Data section

_ _ _

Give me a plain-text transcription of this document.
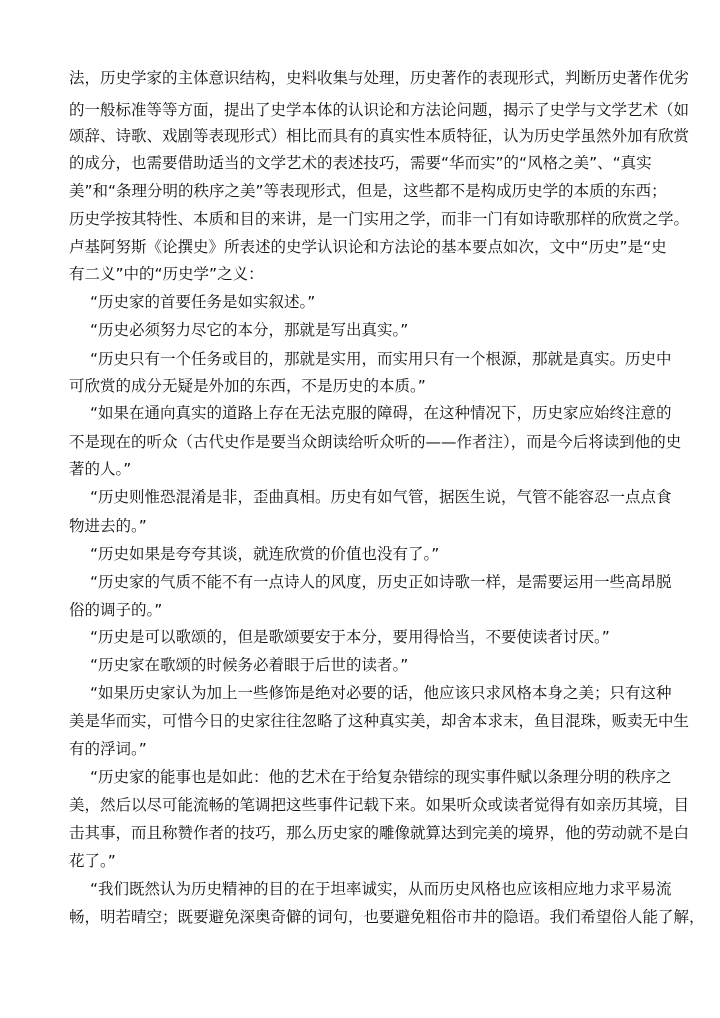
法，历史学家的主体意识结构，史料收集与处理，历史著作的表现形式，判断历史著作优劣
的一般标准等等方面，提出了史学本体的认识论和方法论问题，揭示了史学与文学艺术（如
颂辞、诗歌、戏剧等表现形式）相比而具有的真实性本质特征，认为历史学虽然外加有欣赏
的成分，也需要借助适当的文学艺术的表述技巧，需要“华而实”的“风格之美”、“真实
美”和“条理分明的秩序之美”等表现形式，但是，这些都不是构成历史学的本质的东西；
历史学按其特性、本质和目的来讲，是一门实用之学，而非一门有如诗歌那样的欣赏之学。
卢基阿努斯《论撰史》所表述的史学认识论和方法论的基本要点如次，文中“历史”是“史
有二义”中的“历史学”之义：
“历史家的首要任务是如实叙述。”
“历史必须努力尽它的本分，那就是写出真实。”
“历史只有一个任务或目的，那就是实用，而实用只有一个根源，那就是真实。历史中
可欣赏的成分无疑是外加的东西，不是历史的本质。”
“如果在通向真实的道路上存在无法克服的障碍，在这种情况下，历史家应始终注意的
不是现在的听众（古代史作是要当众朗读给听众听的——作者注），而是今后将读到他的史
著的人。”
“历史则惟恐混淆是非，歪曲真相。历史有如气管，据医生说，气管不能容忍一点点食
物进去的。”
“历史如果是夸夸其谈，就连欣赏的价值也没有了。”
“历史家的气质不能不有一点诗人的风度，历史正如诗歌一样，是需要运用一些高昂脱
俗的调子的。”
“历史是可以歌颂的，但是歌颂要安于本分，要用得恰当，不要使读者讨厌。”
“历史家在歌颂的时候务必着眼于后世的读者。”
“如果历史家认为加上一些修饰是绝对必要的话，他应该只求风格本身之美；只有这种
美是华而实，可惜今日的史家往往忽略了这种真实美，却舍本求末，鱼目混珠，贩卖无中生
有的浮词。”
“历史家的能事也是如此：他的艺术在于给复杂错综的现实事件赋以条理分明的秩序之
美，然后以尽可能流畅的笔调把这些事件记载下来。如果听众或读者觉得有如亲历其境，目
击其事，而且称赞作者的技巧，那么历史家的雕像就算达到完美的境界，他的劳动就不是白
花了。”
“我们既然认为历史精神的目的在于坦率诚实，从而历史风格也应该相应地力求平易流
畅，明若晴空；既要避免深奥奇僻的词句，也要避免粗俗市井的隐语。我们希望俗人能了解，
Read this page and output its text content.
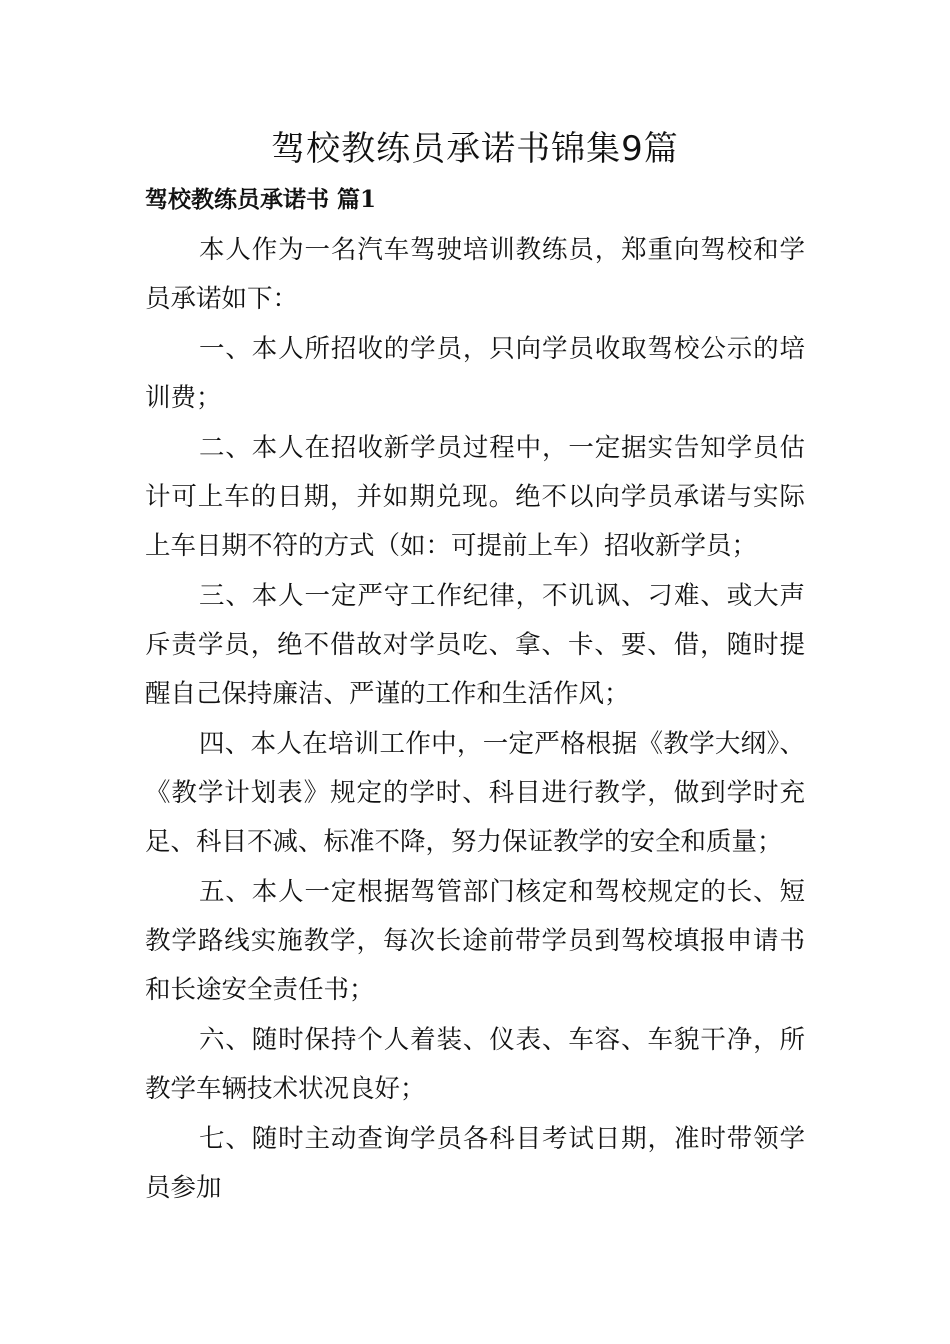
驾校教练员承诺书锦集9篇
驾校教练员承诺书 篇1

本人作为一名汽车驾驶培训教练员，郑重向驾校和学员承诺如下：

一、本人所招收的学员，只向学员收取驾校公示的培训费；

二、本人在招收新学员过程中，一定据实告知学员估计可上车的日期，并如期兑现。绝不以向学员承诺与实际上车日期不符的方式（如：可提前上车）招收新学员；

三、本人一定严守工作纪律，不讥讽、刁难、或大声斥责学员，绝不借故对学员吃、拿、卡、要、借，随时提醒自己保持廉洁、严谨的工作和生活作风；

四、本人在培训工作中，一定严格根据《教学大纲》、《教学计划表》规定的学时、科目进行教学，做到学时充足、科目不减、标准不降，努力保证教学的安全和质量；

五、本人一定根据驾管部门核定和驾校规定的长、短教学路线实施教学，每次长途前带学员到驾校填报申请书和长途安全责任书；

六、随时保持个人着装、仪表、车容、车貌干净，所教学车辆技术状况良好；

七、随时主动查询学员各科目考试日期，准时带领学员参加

_ _ _

What you should do
Looking at the material above, count the lines that hold "text" and give the total alone.

Task answer
2